(Recorded data)
══════════

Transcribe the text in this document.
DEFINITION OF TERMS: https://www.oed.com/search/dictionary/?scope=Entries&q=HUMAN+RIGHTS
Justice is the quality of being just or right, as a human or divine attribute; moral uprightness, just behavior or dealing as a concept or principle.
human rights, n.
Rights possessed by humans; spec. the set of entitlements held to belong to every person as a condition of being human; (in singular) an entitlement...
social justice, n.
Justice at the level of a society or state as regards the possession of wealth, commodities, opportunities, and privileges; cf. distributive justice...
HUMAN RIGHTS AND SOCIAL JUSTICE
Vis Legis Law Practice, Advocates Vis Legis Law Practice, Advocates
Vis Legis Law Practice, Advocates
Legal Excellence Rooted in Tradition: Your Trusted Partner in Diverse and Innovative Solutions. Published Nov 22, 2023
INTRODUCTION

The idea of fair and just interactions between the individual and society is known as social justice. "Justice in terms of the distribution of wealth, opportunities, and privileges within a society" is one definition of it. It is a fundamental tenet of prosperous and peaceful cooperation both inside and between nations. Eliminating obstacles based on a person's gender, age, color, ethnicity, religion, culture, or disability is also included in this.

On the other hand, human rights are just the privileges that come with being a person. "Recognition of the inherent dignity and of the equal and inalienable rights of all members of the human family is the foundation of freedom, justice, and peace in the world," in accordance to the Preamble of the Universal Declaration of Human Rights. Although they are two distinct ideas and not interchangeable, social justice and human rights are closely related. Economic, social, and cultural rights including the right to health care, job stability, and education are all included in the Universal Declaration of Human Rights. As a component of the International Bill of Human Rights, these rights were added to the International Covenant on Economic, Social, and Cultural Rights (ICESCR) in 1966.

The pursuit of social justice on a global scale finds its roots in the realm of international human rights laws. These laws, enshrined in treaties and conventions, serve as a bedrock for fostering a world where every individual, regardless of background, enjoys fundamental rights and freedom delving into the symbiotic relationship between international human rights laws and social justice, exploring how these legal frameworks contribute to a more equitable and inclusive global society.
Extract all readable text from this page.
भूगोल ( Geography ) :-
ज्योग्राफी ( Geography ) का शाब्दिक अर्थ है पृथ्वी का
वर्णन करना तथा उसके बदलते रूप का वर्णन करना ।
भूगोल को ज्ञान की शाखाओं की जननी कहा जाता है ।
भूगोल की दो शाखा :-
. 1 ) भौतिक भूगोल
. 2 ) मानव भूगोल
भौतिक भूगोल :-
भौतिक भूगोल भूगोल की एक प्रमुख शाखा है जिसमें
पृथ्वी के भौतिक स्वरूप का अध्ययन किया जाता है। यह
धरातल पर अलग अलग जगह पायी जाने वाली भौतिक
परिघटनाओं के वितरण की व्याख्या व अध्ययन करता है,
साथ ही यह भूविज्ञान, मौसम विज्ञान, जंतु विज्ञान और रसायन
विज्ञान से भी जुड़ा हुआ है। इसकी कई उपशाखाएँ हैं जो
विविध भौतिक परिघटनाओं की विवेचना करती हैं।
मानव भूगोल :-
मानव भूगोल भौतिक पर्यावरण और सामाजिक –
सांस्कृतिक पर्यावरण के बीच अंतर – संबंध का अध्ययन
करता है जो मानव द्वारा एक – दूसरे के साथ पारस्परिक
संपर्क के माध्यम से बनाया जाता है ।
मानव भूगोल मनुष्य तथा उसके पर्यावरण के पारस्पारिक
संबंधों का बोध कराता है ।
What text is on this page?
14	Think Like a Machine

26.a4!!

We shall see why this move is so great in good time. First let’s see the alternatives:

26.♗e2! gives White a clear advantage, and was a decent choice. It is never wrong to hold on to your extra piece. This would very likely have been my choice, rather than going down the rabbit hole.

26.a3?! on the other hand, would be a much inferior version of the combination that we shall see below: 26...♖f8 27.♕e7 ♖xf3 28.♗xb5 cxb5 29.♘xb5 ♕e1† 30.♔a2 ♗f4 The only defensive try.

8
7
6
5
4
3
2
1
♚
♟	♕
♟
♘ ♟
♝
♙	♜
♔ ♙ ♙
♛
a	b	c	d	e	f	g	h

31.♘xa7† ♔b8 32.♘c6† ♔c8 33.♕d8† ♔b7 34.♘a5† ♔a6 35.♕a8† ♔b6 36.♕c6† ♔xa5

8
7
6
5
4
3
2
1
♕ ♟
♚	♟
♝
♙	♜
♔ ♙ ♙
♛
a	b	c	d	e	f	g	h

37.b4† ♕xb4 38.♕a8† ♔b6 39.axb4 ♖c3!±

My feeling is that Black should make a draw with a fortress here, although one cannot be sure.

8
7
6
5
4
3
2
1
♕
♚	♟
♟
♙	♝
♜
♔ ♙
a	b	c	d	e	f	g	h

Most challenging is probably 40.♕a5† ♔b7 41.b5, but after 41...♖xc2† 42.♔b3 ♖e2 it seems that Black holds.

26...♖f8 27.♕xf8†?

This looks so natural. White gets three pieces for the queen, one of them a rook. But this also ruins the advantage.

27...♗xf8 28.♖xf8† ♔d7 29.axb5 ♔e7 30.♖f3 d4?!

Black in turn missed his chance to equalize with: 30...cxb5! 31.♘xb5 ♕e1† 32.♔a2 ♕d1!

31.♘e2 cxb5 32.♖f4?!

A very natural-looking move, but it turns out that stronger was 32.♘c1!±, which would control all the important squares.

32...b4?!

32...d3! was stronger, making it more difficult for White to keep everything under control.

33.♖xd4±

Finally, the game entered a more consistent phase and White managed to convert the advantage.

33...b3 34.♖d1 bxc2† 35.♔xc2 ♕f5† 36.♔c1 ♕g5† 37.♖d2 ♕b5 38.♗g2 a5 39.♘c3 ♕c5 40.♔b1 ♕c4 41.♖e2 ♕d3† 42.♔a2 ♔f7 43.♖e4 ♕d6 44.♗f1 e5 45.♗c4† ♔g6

══════════

TO DO: Copy the entries above exactly, leaving none out.

RIGHT ANSWER:
Transcribe the text in this document.
DEFINITION OF TERMS: https://www.oed.com/search/dictionary/?scope=Entries&q=HUMAN+RIGHTS
Justice is the quality of being just or right, as a human or divine attribute; moral uprightness, just behavior or dealing as a concept or principle.
human rights, n.
Rights possessed by humans; spec. the set of entitlements held to belong to every person as a condition of being human; (in singular) an entitlement...
social justice, n.
Justice at the level of a society or state as regards the possession of wealth, commodities, opportunities, and privileges; cf. distributive justice...
HUMAN RIGHTS AND SOCIAL JUSTICE
Vis Legis Law Practice, Advocates Vis Legis Law Practice, Advocates
Vis Legis Law Practice, Advocates
Legal Excellence Rooted in Tradition: Your Trusted Partner in Diverse and Innovative Solutions. Published Nov 22, 2023
INTRODUCTION

The idea of fair and just interactions between the individual and society is known as social justice. "Justice in terms of the distribution of wealth, opportunities, and privileges within a society" is one definition of it. It is a fundamental tenet of prosperous and peaceful cooperation both inside and between nations. Eliminating obstacles based on a person's gender, age, color, ethnicity, religion, culture, or disability is also included in this.

On the other hand, human rights are just the privileges that come with being a person. "Recognition of the inherent dignity and of the equal and inalienable rights of all members of the human family is the foundation of freedom, justice, and peace in the world," in accordance to the Preamble of the Universal Declaration of Human Rights. Although they are two distinct ideas and not interchangeable, social justice and human rights are closely related. Economic, social, and cultural rights including the right to health care, job stability, and education are all included in the Universal Declaration of Human Rights. As a component of the International Bill of Human Rights, these rights were added to the International Covenant on Economic, Social, and Cultural Rights (ICESCR) in 1966.

The pursuit of social justice on a global scale finds its roots in the realm of international human rights laws. These laws, enshrined in treaties and conventions, serve as a bedrock for fostering a world where every individual, regardless of background, enjoys fundamental rights and freedom delving into the symbiotic relationship between international human rights laws and social justice, exploring how these legal frameworks contribute to a more equitable and inclusive global society.
Extract all readable text from this page.
भूगोल ( Geography ) :-
ज्योग्राफी ( Geography ) का शाब्दिक अर्थ है पृथ्वी का
वर्णन करना तथा उसके बदलते रूप का वर्णन करना ।
भूगोल को ज्ञान की शाखाओं की जननी कहा जाता है ।
भूगोल की दो शाखा :-
. 1 ) भौतिक भूगोल
. 2 ) मानव भूगोल
भौतिक भूगोल :-
भौतिक भूगोल भूगोल की एक प्रमुख शाखा है जिसमें
पृथ्वी के भौतिक स्वरूप का अध्ययन किया जाता है। यह
धरातल पर अलग अलग जगह पायी जाने वाली भौतिक
परिघटनाओं के वितरण की व्याख्या व अध्ययन करता है,
साथ ही यह भूविज्ञान, मौसम विज्ञान, जंतु विज्ञान और रसायन
विज्ञान से भी जुड़ा हुआ है। इसकी कई उपशाखाएँ हैं जो
विविध भौतिक परिघटनाओं की विवेचना करती हैं।
मानव भूगोल :-
मानव भूगोल भौतिक पर्यावरण और सामाजिक –
सांस्कृतिक पर्यावरण के बीच अंतर – संबंध का अध्ययन
करता है जो मानव द्वारा एक – दूसरे के साथ पारस्परिक
संपर्क के माध्यम से बनाया जाता है ।
मानव भूगोल मनुष्य तथा उसके पर्यावरण के पारस्पारिक
संबंधों का बोध कराता है ।
What text is on this page?
14	Think Like a Machine

26.a4!!

We shall see why this move is so great in good time. First let’s see the alternatives:

26.♗e2! gives White a clear advantage, and was a decent choice. It is never wrong to hold on to your extra piece. This would very likely have been my choice, rather than going down the rabbit hole.

26.a3?! on the other hand, would be a much inferior version of the combination that we shall see below: 26...♖f8 27.♕e7 ♖xf3 28.♗xb5 cxb5 29.♘xb5 ♕e1† 30.♔a2 ♗f4 The only defensive try.

8
7
6
5
4
3
2
1
♚
♟	♕
♟
♘ ♟
♝
♙	♜
♔ ♙ ♙
♛
a	b	c	d	e	f	g	h

31.♘xa7† ♔b8 32.♘c6† ♔c8 33.♕d8† ♔b7 34.♘a5† ♔a6 35.♕a8† ♔b6 36.♕c6† ♔xa5

8
7
6
5
4
3
2
1
♕ ♟
♚	♟
♝
♙	♜
♔ ♙ ♙
♛
a	b	c	d	e	f	g	h

37.b4† ♕xb4 38.♕a8† ♔b6 39.axb4 ♖c3!±

My feeling is that Black should make a draw with a fortress here, although one cannot be sure.

8
7
6
5
4
3
2
1
♕
♚	♟
♟
♙	♝
♜
♔ ♙
a	b	c	d	e	f	g	h

Most challenging is probably 40.♕a5† ♔b7 41.b5, but after 41...♖xc2† 42.♔b3 ♖e2 it seems that Black holds.

26...♖f8 27.♕xf8†?

This looks so natural. White gets three pieces for the queen, one of them a rook. But this also ruins the advantage.

27...♗xf8 28.♖xf8† ♔d7 29.axb5 ♔e7 30.♖f3 d4?!

Black in turn missed his chance to equalize with: 30...cxb5! 31.♘xb5 ♕e1† 32.♔a2 ♕d1!

31.♘e2 cxb5 32.♖f4?!

A very natural-looking move, but it turns out that stronger was 32.♘c1!±, which would control all the important squares.

32...b4?!

32...d3! was stronger, making it more difficult for White to keep everything under control.

33.♖xd4±

Finally, the game entered a more consistent phase and White managed to convert the advantage.

33...b3 34.♖d1 bxc2† 35.♔xc2 ♕f5† 36.♔c1 ♕g5† 37.♖d2 ♕b5 38.♗g2 a5 39.♘c3 ♕c5 40.♔b1 ♕c4 41.♖e2 ♕d3† 42.♔a2 ♔f7 43.♖e4 ♕d6 44.♗f1 e5 45.♗c4† ♔g6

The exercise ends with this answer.